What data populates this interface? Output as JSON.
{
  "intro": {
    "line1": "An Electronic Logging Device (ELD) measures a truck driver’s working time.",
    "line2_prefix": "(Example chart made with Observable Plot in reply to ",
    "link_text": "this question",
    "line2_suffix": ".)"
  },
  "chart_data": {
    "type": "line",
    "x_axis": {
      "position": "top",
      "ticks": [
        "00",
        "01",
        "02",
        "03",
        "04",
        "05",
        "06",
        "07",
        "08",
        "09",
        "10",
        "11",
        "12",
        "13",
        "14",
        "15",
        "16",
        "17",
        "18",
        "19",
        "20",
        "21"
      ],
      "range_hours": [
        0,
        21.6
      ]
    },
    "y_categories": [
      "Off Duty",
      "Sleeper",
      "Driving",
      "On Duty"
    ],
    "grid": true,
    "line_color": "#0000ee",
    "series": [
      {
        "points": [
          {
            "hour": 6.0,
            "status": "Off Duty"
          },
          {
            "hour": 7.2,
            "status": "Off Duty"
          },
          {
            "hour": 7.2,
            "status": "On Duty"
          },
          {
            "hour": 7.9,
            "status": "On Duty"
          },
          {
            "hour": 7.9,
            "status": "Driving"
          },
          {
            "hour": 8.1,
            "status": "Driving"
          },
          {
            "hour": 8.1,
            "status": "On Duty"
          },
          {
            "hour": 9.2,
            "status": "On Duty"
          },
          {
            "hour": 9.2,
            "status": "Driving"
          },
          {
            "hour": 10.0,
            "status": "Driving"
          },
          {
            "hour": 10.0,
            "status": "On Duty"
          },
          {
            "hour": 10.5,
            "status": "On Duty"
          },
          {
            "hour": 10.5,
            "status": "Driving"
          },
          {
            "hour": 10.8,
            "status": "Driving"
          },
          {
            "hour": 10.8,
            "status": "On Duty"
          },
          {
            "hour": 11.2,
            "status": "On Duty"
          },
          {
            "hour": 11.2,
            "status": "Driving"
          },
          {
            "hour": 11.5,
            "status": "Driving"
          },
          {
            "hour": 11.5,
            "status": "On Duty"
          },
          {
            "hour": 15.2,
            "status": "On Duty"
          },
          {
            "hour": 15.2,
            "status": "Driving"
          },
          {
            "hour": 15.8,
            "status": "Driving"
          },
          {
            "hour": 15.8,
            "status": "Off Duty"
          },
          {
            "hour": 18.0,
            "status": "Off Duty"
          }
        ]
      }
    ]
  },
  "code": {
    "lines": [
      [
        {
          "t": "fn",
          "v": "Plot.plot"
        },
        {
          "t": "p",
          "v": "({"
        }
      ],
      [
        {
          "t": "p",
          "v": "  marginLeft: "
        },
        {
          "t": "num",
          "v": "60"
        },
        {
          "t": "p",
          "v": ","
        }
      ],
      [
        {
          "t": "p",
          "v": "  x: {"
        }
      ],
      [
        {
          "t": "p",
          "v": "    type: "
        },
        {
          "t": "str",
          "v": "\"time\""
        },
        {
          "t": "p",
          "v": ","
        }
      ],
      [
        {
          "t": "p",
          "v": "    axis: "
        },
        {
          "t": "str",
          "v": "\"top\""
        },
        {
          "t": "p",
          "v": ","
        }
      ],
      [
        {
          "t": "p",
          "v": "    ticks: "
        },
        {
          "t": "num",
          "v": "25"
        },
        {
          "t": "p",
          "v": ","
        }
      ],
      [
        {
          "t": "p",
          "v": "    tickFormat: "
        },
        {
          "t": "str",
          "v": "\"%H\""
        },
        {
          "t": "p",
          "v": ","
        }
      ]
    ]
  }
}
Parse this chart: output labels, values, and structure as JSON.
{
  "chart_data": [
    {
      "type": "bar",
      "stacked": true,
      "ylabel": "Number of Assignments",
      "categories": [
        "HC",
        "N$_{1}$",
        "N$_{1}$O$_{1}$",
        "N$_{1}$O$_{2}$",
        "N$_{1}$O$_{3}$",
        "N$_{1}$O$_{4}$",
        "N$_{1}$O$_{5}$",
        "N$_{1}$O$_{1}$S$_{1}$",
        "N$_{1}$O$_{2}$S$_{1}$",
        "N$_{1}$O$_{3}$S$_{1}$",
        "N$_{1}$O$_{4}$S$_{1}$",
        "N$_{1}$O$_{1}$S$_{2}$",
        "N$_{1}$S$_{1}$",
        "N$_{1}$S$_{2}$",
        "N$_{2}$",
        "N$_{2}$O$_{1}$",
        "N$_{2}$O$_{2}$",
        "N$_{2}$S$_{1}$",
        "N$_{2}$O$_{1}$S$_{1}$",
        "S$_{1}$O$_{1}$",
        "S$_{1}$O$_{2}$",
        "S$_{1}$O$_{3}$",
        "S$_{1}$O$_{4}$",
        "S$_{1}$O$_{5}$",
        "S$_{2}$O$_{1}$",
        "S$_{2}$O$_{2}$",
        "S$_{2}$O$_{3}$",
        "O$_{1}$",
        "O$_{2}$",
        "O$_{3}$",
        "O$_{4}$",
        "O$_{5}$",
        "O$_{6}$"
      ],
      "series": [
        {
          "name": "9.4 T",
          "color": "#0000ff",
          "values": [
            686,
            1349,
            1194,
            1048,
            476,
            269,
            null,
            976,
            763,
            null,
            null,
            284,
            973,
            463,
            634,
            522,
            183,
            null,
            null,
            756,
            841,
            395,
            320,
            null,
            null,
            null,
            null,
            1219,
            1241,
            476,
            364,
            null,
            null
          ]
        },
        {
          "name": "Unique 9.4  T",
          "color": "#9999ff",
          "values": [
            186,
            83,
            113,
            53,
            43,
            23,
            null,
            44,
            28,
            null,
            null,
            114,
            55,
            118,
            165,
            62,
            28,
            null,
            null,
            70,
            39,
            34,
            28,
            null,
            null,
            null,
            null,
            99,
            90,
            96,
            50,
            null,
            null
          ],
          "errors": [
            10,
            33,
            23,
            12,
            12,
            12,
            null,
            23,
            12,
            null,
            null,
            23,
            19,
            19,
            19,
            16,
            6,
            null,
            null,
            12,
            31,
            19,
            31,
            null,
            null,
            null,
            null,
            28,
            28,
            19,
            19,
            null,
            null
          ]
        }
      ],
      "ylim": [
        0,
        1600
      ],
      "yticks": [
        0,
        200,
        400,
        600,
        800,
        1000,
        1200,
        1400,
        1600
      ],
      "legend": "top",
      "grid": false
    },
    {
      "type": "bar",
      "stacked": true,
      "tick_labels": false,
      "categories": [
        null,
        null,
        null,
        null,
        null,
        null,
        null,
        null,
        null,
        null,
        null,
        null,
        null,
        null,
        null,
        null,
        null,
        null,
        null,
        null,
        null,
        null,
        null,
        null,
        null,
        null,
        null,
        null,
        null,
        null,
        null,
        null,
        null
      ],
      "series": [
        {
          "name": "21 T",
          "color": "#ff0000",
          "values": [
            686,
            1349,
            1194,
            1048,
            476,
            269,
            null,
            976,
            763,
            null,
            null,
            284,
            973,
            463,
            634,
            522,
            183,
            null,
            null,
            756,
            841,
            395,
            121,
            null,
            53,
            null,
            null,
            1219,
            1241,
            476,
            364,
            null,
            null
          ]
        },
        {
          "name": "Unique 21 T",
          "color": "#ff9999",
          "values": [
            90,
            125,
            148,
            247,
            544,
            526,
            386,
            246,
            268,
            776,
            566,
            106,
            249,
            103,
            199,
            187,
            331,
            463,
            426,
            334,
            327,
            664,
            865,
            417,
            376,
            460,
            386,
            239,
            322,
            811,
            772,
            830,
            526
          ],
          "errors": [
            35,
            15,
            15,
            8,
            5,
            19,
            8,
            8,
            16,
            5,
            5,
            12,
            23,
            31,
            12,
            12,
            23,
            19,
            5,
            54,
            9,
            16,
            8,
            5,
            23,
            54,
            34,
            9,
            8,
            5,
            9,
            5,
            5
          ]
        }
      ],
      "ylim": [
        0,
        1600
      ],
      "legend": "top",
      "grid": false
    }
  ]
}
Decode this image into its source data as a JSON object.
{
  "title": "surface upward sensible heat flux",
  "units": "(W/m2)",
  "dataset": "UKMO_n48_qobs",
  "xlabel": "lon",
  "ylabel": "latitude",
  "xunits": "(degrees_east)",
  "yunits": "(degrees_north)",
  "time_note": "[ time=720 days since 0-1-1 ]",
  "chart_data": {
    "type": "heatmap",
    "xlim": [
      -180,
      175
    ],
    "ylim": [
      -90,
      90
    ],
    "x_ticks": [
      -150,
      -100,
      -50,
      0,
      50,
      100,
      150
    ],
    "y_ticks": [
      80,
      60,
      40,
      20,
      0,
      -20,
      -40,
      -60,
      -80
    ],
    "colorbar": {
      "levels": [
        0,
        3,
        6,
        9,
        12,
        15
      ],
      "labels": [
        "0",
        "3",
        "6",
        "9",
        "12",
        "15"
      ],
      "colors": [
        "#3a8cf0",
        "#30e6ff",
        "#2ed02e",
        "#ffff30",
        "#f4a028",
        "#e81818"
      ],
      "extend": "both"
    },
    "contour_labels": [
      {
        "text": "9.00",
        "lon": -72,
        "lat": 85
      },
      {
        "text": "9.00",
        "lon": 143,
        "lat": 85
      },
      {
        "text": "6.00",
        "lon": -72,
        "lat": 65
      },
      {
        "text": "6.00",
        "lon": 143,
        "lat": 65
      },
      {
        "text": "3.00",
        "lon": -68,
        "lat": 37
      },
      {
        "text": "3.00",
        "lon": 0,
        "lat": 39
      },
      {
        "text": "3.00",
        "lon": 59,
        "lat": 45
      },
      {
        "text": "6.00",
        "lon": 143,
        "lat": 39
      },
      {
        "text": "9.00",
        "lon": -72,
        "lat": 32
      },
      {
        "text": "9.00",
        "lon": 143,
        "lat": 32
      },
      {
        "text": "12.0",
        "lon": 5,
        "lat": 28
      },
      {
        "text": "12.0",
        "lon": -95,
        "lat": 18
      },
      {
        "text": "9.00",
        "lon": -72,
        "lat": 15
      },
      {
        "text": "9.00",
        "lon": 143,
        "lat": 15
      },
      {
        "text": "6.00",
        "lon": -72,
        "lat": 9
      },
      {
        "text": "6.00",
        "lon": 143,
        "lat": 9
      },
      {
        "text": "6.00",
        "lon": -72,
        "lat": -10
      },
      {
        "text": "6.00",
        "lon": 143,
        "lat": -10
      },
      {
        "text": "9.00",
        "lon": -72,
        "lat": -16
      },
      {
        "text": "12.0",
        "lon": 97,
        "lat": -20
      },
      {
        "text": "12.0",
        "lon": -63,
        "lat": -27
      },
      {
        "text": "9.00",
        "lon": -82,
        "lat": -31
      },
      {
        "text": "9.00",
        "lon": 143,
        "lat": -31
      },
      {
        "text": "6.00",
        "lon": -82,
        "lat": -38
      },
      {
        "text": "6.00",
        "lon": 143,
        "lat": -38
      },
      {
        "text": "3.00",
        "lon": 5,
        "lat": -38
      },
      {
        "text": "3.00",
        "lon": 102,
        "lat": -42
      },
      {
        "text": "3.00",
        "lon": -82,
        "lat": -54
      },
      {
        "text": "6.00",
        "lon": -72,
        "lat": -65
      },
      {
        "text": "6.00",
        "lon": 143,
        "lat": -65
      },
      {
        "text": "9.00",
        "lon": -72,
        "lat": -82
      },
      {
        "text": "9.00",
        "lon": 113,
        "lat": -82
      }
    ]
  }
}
-----
**Objective:** Search the data above for the string "type" and copy each line that has it.

**Task answer:**
    "type": "line",
          "v": "    type: "
      "type": "bar",
      "type": "bar",
    "type": "heatmap",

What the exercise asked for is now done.